### Problem requirements:
Report every line below that holds the word "They".

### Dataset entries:
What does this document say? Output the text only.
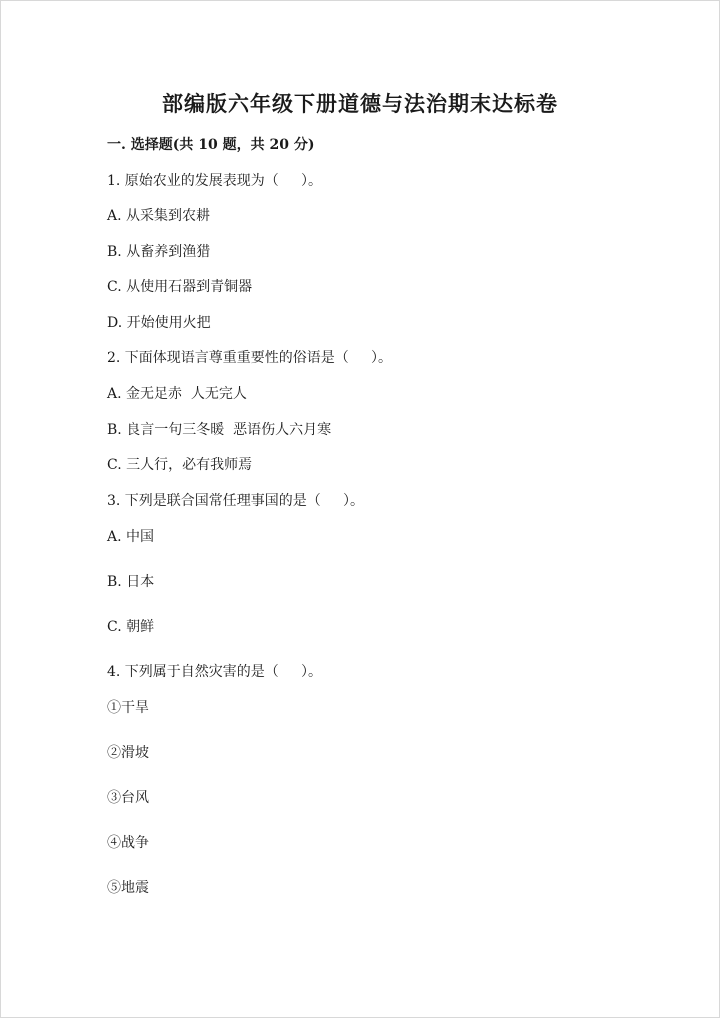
部编版六年级下册道德与法治期末达标卷
一. 选择题(共 10 题，共 20 分)
1. 原始农业的发展表现为（     ）。
A. 从采集到农耕
B. 从畜养到渔猎
C. 从使用石器到青铜器
D. 开始使用火把
2. 下面体现语言尊重重要性的俗语是（     ）。
A. 金无足赤  人无完人
B. 良言一句三冬暖  恶语伤人六月寒
C. 三人行，必有我师焉
3. 下列是联合国常任理事国的是（     ）。
A. 中国
B. 日本
C. 朝鲜
4. 下列属于自然灾害的是（     ）。
①干旱
②滑坡
③台风
④战争
⑤地震
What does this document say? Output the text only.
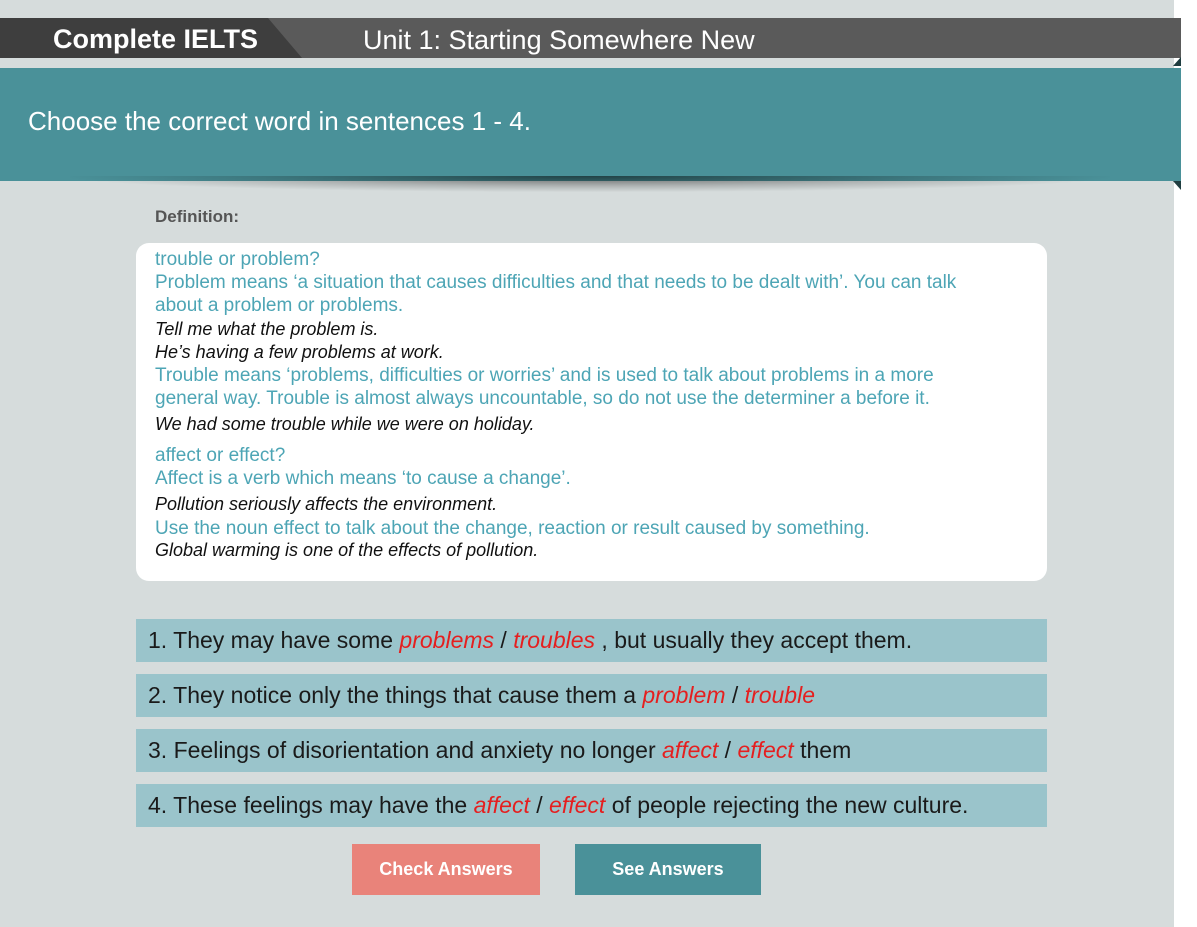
Complete IELTS	Unit 1: Starting Somewhere New
Choose the correct word in sentences 1 - 4.
Definition:
trouble or problem?
Problem means ‘a situation that causes difficulties and that needs to be dealt with’. You can talk
about a problem or problems.
Tell me what the problem is.
He’s having a few problems at work.
Trouble means ‘problems, difficulties or worries’ and is used to talk about problems in a more
general way. Trouble is almost always uncountable, so do not use the determiner a before it.
We had some trouble while we were on holiday.
affect or effect?
Affect is a verb which means ‘to cause a change’.
Pollution seriously affects the environment.
Use the noun effect to talk about the change, reaction or result caused by something.
Global warming is one of the effects of pollution.
1. They may have some problems / troubles , but usually they accept them.
2. They notice only the things that cause them a problem / trouble
3. Feelings of disorientation and anxiety no longer affect / effect them
4. These feelings may have the affect / effect of people rejecting the new culture.
Check Answers	See Answers
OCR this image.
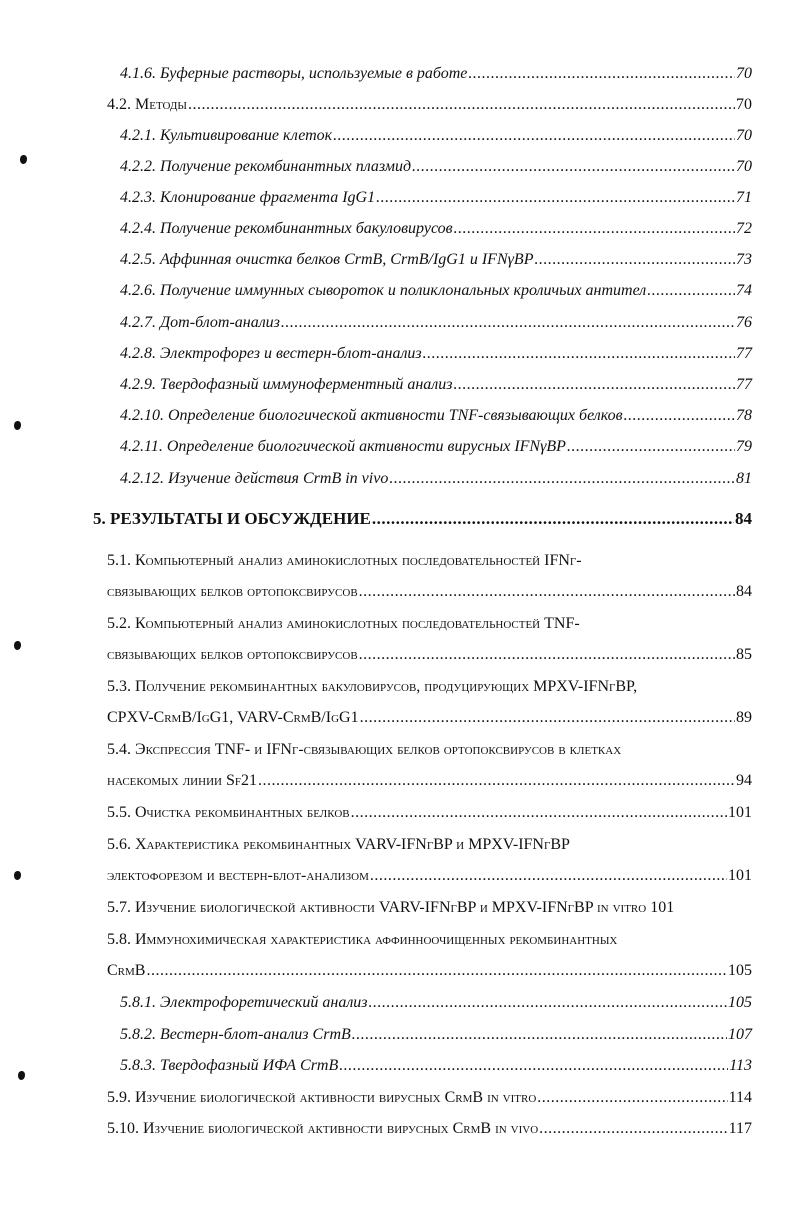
4.1.6. Буферные растворы, используемые в работе .....	70
4.2. Методы .....	70
4.2.1. Культивирование клеток .....	70
4.2.2. Получение рекомбинантных плазмид .....	70
4.2.3. Клонирование фрагмента IgG1 .....	71
4.2.4. Получение рекомбинантных бакуловирусов .....	72
4.2.5. Аффинная очистка белков CrmB, CrmB/IgG1 и IFNγBP .....	73
4.2.6. Получение иммунных сывороток и поликлональных кроличьих антител .....	74
4.2.7. Дот-блот-анализ .....	76
4.2.8. Электрофорез и вестерн-блот-анализ .....	77
4.2.9. Твердофазный иммуноферментный анализ .....	77
4.2.10. Определение биологической активности TNF-связывающих белков .....	78
4.2.11. Определение биологической активности вирусных IFNγBP .....	79
4.2.12. Изучение действия CrmB in vivo .....	81
5. РЕЗУЛЬТАТЫ И ОБСУЖДЕНИЕ .....	84
5.1. Компьютерный анализ аминокислотных последовательностей IFNγ-
связывающих белков ортопоксвирусов .....	84
5.2. Компьютерный анализ аминокислотных последовательностей TNF-
связывающих белков ортопоксвирусов .....	85
5.3. Получение рекомбинантных бакуловирусов, продуцирующих MPXV-IFNγBP,
CPXV-CrmB/IgG1, VARV-CrmB/IgG1 .....	89
5.4. Экспрессия TNF- и IFNγ-связывающих белков ортопоксвирусов в клетках
насекомых линии Sf21 .....	94
5.5. Очистка рекомбинантных белков .....	101
5.6. Характеристика рекомбинантных VARV-IFNγBP и MPXV-IFNγBP
электофорезом и вестерн-блот-анализом .....	101
5.7. Изучение биологической активности VARV-IFNγBP и MPXV-IFNγBP in vitro 101
5.8. Иммунохимическая характеристика аффинноочищенных рекомбинантных
CrmB .....	105
5.8.1. Электрофоретический анализ .....	105
5.8.2. Вестерн-блот-анализ CrmB .....	107
5.8.3. Твердофазный ИФА CrmB .....	113
5.9. Изучение биологической активности вирусных CrmB in vitro .....	114
5.10. Изучение биологической активности вирусных CrmB in vivo .....	117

### Answer for the task:
1. They may have some problems / troubles , but usually they accept them.
2. They notice only the things that cause them a problem / trouble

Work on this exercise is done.